Assignment :: Would you copy every line of the listing below that includes the word "text"?

Data shown ::
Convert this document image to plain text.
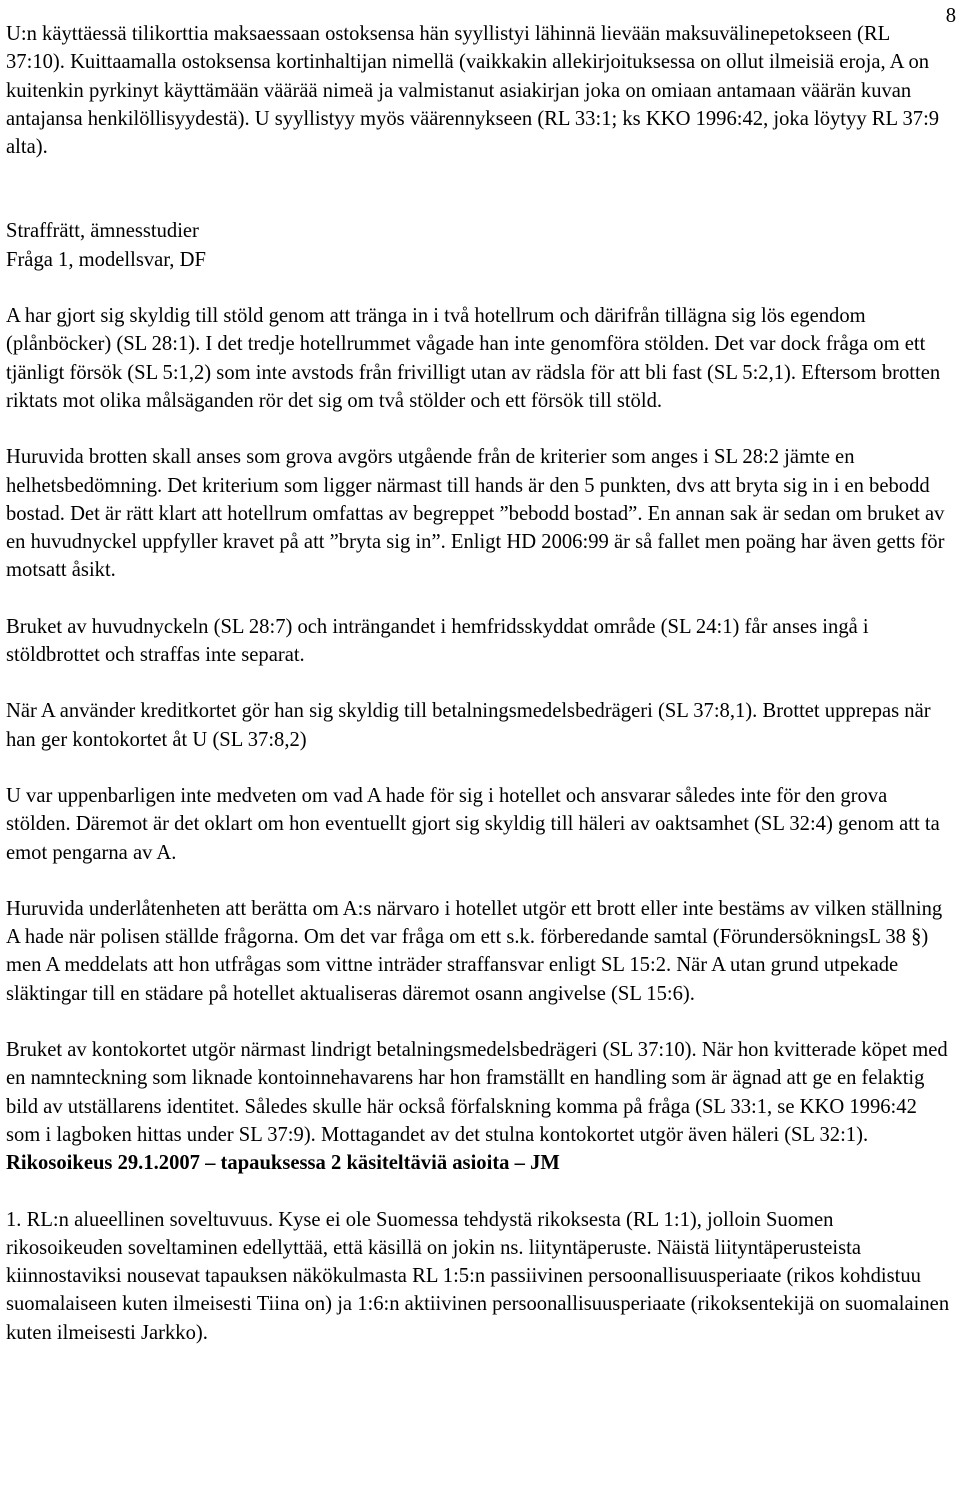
8

U:n käyttäessä tilikorttia maksaessaan ostoksensa hän syyllistyi lähinnä lievään maksuvälinepetokseen (RL 37:10). Kuittaamalla ostoksensa kortinhaltijan nimellä (vaikkakin allekirjoituksessa on ollut ilmeisiä eroja, A on kuitenkin pyrkinyt käyttämään väärää nimeä ja valmistanut asiakirjan joka on omiaan antamaan väärän kuvan antajansa henkilöllisyydestä). U syyllistyy myös väärennykseen (RL 33:1; ks KKO 1996:42, joka löytyy RL 37:9 alta).

Straffrätt, ämnesstudier

Fråga 1, modellsvar, DF

A har gjort sig skyldig till stöld genom att tränga in i två hotellrum och därifrån tillägna sig lös egendom (plånböcker) (SL 28:1). I det tredje hotellrummet vågade han inte genomföra stölden. Det var dock fråga om ett tjänligt försök (SL 5:1,2) som inte avstods från frivilligt utan av rädsla för att bli fast (SL 5:2,1). Eftersom brotten riktats mot olika målsäganden rör det sig om två stölder och ett försök till stöld.

Huruvida brotten skall anses som grova avgörs utgående från de kriterier som anges i SL 28:2 jämte en helhetsbedömning. Det kriterium som ligger närmast till hands är den 5 punkten, dvs att bryta sig in i en bebodd bostad. Det är rätt klart att hotellrum omfattas av begreppet ”bebodd bostad”. En annan sak är sedan om bruket av en huvudnyckel uppfyller kravet på att ”bryta sig in”. Enligt HD 2006:99 är så fallet men poäng har även getts för motsatt åsikt.

Bruket av huvudnyckeln (SL 28:7) och inträngandet i hemfridsskyddat område (SL 24:1) får anses ingå i stöldbrottet och straffas inte separat.

När A använder kreditkortet gör han sig skyldig till betalningsmedelsbedrägeri (SL 37:8,1). Brottet upprepas när han ger kontokortet åt U (SL 37:8,2)

U var uppenbarligen inte medveten om vad A hade för sig i hotellet och ansvarar således inte för den grova stölden. Däremot är det oklart om hon eventuellt gjort sig skyldig till häleri av oaktsamhet (SL 32:4) genom att ta emot pengarna av A.

Huruvida underlåtenheten att berätta om A:s närvaro i hotellet utgör ett brott eller inte bestäms av vilken ställning A hade när polisen ställde frågorna. Om det var fråga om ett s.k. förberedande samtal (FörundersökningsL 38 §) men A meddelats att hon utfrågas som vittne inträder straffansvar enligt SL 15:2. När A utan grund utpekade släktingar till en städare på hotellet aktualiseras däremot osann angivelse (SL 15:6).

Bruket av kontokortet utgör närmast lindrigt betalningsmedelsbedrägeri (SL 37:10). När hon kvitterade köpet med en namnteckning som liknade kontoinnehavarens har hon framställt en handling som är ägnad att ge en felaktig bild av utställarens identitet. Således skulle här också förfalskning komma på fråga (SL 33:1, se KKO 1996:42 som i lagboken hittas under SL 37:9). Mottagandet av det stulna kontokortet utgör även häleri (SL 32:1).

Rikosoikeus 29.1.2007 – tapauksessa 2 käsiteltäviä asioita – JM

1. RL:n alueellinen soveltuvuus. Kyse ei ole Suomessa tehdystä rikoksesta (RL 1:1), jolloin Suomen rikosoikeuden soveltaminen edellyttää, että käsillä on jokin ns. liityntäperuste. Näistä liityntäperusteista kiinnostaviksi nousevat tapauksen näkökulmasta RL 1:5:n passiivinen persoonallisuusperiaate (rikos kohdistuu suomalaiseen kuten ilmeisesti Tiina on) ja 1:6:n aktiivinen persoonallisuusperiaate (rikoksentekijä on suomalainen kuten ilmeisesti Jarkko).
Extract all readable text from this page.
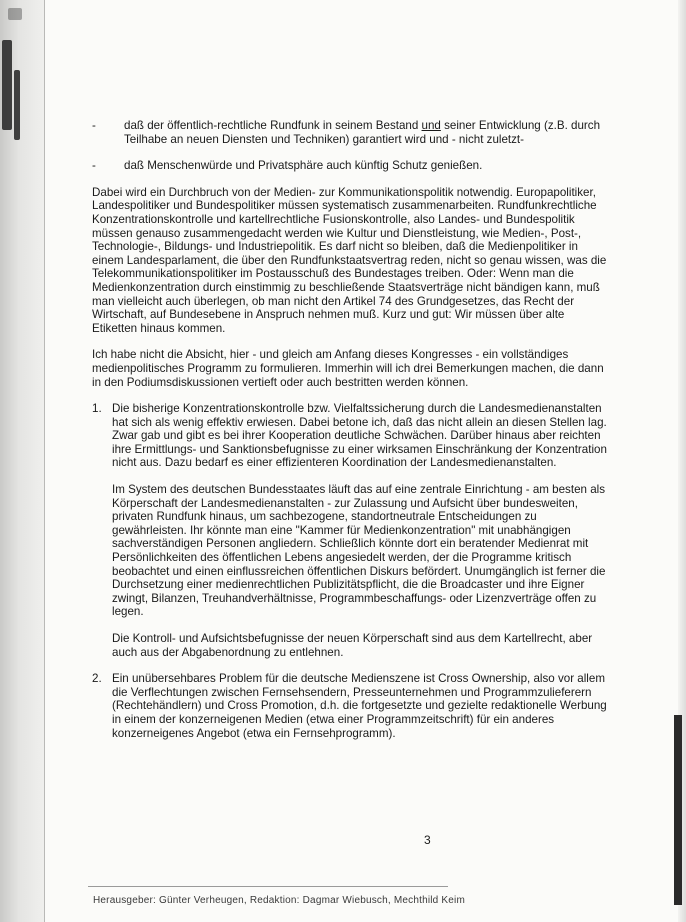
-	daß der öffentlich-rechtliche Rundfunk in seinem Bestand und seiner Entwicklung (z.B. durch Teilhabe an neuen Diensten und Techniken) garantiert wird und - nicht zuletzt-
-	daß Menschenwürde und Privatsphäre auch künftig Schutz genießen.

Dabei wird ein Durchbruch von der Medien- zur Kommunikationspolitik notwendig. Europapolitiker, Landespolitiker und Bundespolitiker müssen systematisch zusammenarbeiten. Rundfunkrechtliche Konzentrationskontrolle und kartellrechtliche Fusionskontrolle, also Landes- und Bundespolitik müssen genauso zusammengedacht werden wie Kultur und Dienstleistung, wie Medien-, Post-, Technologie-, Bildungs- und Industriepolitik. Es darf nicht so bleiben, daß die Medienpolitiker in einem Landesparlament, die über den Rundfunkstaatsvertrag reden, nicht so genau wissen, was die Telekommunikationspolitiker im Postausschuß des Bundestages treiben. Oder: Wenn man die Medienkonzentration durch einstimmig zu beschließende Staatsverträge nicht bändigen kann, muß man vielleicht auch überlegen, ob man nicht den Artikel 74 des Grundgesetzes, das Recht der Wirtschaft, auf Bundesebene in Anspruch nehmen muß. Kurz und gut: Wir müssen über alte Etiketten hinaus kommen.

Ich habe nicht die Absicht, hier - und gleich am Anfang dieses Kongresses - ein vollständiges medienpolitisches Programm zu formulieren. Immerhin will ich drei Bemerkungen machen, die dann in den Podiumsdiskussionen vertieft oder auch bestritten werden können.

1. Die bisherige Konzentrationskontrolle bzw. Vielfaltssicherung durch die Landesmedienanstalten hat sich als wenig effektiv erwiesen. Dabei betone ich, daß das nicht allein an diesen Stellen lag. Zwar gab und gibt es bei ihrer Kooperation deutliche Schwächen. Darüber hinaus aber reichten ihre Ermittlungs- und Sanktionsbefugnisse zu einer wirksamen Einschränkung der Konzentration nicht aus. Dazu bedarf es einer effizienteren Koordination der Landesmedienanstalten.

Im System des deutschen Bundesstaates läuft das auf eine zentrale Einrichtung - am besten als Körperschaft der Landesmedienanstalten - zur Zulassung und Aufsicht über bundesweiten, privaten Rundfunk hinaus, um sachbezogene, standortneutrale Entscheidungen zu gewährleisten. Ihr könnte man eine "Kammer für Medienkonzentration" mit unabhängigen sachverständigen Personen angliedern. Schließlich könnte dort ein beratender Medienrat mit Persönlichkeiten des öffentlichen Lebens angesiedelt werden, der die Programme kritisch beobachtet und einen einflussreichen öffentlichen Diskurs befördert. Unumgänglich ist ferner die Durchsetzung einer medienrechtlichen Publizitätspflicht, die die Broadcaster und ihre Eigner zwingt, Bilanzen, Treuhandverhältnisse, Programmbeschaffungs- oder Lizenzverträge offen zu legen.

Die Kontroll- und Aufsichtsbefugnisse der neuen Körperschaft sind aus dem Kartellrecht, aber auch aus der Abgabenordnung zu entlehnen.

2. Ein unübersehbares Problem für die deutsche Medienszene ist Cross Ownership, also vor allem die Verflechtungen zwischen Fernsehsendern, Presseunternehmen und Programmzulieferern (Rechtehändlern) und Cross Promotion, d.h. die fortgesetzte und gezielte redaktionelle Werbung in einem der konzerneigenen Medien (etwa einer Programmzeitschrift) für ein anderes konzerneigenes Angebot (etwa ein Fernsehprogramm).
3
Herausgeber: Günter Verheugen, Redaktion: Dagmar Wiebusch, Mechthild Keim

Result ::
Convert this document image to plain text.
Extract all readable text from this page.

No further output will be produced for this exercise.